**TASK STATEMENT**. Check every line of the entries that follow, and copy the ones containing "Netzwerken".

────

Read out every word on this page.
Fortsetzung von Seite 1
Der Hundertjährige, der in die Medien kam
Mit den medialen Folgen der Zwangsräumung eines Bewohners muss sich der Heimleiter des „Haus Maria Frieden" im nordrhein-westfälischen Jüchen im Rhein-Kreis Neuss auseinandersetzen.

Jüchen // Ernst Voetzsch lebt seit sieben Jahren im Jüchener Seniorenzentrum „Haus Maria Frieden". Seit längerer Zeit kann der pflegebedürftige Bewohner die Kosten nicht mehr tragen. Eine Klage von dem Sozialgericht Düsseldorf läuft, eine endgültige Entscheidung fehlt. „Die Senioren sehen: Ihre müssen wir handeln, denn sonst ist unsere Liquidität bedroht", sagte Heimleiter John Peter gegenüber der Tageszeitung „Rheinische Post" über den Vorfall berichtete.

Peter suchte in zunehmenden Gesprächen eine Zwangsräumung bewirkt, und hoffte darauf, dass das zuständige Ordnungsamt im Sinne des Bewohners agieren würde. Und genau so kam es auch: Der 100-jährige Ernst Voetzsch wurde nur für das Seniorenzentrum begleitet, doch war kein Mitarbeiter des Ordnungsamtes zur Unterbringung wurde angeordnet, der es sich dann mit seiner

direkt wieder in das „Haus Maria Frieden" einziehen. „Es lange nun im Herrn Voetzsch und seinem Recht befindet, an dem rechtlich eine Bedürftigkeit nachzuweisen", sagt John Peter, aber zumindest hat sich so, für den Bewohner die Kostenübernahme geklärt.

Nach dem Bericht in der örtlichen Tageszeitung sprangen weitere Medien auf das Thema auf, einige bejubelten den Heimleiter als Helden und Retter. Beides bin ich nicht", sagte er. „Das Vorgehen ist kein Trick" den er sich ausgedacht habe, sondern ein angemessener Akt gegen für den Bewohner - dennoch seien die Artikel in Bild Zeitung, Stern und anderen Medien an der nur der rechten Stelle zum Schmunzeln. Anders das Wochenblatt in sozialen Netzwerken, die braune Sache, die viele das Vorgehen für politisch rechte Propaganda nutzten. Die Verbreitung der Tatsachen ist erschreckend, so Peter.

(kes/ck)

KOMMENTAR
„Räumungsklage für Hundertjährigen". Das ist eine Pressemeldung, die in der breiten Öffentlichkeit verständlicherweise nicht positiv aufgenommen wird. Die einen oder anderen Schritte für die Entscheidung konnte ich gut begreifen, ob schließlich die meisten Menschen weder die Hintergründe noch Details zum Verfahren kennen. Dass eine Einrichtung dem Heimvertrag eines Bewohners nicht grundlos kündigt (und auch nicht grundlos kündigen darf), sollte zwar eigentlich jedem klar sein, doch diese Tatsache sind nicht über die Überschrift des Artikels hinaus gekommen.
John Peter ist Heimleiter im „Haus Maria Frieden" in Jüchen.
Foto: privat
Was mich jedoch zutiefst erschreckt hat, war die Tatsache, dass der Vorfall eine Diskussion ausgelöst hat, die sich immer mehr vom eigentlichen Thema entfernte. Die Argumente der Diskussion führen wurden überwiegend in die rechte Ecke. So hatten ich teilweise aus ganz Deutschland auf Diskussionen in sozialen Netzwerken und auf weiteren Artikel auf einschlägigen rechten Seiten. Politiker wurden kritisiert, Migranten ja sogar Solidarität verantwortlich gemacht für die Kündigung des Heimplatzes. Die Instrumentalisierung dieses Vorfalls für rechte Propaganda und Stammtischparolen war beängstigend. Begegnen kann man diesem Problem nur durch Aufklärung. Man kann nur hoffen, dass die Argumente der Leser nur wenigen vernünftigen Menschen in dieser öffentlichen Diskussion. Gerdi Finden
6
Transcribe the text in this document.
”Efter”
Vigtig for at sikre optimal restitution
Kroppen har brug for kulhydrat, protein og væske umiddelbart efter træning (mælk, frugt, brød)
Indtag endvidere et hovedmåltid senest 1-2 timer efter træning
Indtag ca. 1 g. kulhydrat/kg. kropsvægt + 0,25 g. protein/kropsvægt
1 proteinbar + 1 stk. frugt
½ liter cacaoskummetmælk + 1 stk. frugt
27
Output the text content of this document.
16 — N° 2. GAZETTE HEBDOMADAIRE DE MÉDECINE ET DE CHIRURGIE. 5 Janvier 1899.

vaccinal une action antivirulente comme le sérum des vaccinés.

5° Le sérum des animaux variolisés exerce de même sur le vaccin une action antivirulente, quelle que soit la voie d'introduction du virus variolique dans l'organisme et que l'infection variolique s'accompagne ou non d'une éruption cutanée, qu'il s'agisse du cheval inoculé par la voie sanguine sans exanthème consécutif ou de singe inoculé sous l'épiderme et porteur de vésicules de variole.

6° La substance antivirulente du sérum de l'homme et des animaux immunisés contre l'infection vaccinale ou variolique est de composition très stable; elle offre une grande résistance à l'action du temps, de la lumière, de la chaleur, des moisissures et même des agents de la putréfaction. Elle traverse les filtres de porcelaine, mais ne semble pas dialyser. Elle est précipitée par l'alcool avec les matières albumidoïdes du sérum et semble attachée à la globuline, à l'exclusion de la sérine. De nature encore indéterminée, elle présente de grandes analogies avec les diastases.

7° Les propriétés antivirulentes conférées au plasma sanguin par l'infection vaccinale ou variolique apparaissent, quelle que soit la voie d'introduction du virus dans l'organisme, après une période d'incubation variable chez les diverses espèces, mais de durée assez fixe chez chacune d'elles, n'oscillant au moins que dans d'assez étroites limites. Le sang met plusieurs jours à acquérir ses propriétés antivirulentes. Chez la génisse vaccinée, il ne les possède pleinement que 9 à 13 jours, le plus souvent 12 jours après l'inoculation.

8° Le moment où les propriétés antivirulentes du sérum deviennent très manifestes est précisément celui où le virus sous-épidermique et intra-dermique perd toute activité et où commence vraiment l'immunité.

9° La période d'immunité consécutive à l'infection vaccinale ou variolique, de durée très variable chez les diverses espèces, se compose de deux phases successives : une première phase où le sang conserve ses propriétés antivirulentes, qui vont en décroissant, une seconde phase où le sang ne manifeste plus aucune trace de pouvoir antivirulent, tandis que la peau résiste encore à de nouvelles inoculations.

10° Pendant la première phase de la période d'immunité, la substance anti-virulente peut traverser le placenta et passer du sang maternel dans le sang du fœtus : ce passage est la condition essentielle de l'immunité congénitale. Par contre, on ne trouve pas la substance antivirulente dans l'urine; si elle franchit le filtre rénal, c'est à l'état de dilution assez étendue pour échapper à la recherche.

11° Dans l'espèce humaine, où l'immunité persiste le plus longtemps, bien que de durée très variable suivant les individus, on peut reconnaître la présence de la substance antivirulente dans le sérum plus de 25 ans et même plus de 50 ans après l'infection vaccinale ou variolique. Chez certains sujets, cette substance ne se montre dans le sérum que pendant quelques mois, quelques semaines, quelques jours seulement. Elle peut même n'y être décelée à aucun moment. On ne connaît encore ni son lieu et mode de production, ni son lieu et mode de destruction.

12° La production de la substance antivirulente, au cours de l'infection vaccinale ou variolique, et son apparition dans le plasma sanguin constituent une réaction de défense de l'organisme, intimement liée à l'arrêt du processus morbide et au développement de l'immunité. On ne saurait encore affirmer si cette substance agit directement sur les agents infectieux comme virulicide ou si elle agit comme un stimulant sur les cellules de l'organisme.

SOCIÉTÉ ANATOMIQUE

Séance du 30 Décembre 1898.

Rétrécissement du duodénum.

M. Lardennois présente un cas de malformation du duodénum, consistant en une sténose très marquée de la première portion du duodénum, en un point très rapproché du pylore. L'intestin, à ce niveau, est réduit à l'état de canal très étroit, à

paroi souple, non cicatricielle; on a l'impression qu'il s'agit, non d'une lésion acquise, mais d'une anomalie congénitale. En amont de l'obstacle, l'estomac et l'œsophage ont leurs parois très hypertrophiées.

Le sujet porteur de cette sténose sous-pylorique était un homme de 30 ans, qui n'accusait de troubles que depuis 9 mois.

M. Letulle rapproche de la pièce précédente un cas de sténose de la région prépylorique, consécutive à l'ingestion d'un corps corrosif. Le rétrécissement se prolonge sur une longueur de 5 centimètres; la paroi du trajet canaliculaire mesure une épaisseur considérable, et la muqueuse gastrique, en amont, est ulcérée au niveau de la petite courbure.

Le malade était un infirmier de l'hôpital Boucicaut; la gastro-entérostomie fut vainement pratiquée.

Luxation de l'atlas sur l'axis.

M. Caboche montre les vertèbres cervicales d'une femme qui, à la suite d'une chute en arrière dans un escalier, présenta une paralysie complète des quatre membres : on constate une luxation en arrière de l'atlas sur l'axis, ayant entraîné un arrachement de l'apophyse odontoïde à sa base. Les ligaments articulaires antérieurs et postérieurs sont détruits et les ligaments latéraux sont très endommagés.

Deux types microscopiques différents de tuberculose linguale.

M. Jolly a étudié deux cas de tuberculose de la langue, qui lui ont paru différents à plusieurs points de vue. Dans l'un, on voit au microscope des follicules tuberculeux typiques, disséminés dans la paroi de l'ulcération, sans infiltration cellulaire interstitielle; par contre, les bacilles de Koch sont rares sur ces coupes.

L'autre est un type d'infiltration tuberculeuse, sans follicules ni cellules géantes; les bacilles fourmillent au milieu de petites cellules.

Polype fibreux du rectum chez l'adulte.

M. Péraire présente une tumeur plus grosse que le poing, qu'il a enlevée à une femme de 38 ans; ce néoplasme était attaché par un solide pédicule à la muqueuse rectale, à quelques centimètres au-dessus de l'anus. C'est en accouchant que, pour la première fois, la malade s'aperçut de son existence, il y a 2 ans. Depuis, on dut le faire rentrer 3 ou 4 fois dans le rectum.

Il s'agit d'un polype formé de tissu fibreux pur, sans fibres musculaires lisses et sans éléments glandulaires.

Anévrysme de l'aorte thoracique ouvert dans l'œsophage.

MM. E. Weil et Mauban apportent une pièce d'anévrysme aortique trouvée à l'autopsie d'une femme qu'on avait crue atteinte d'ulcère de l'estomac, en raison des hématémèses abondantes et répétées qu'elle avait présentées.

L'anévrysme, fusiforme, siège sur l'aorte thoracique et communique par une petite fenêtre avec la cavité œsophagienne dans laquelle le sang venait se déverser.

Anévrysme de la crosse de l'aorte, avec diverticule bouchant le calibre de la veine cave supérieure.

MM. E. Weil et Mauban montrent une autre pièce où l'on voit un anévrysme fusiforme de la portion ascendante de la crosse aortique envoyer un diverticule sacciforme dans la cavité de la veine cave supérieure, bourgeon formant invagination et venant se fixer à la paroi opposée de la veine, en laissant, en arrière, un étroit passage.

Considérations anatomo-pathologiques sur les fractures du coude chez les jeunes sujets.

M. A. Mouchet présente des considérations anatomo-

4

────

**EXERCISE RESPONSE**.
Nach dem Bericht in der örtlichen Tageszeitung sprangen weitere Medien auf das Thema auf, einige bejubelten den Heimleiter als Helden und Retter. Beides bin ich nicht", sagte er. „Das Vorgehen ist kein Trick" den er sich ausgedacht habe, sondern ein angemessener Akt gegen für den Bewohner - dennoch seien die Artikel in Bild Zeitung, Stern und anderen Medien an der nur der rechten Stelle zum Schmunzeln. Anders das Wochenblatt in sozialen Netzwerken, die braune Sache, die viele das Vorgehen für politisch rechte Propaganda nutzten. Die Verbreitung der Tatsachen ist erschreckend, so Peter.
Was mich jedoch zutiefst erschreckt hat, war die Tatsache, dass der Vorfall eine Diskussion ausgelöst hat, die sich immer mehr vom eigentlichen Thema entfernte. Die Argumente der Diskussion führen wurden überwiegend in die rechte Ecke. So hatten ich teilweise aus ganz Deutschland auf Diskussionen in sozialen Netzwerken und auf weiteren Artikel auf einschlägigen rechten Seiten. Politiker wurden kritisiert, Migranten ja sogar Solidarität verantwortlich gemacht für die Kündigung des Heimplatzes. Die Instrumentalisierung dieses Vorfalls für rechte Propaganda und Stammtischparolen war beängstigend. Begegnen kann man diesem Problem nur durch Aufklärung. Man kann nur hoffen, dass die Argumente der Leser nur wenigen vernünftigen Menschen in dieser öffentlichen Diskussion. Gerdi Finden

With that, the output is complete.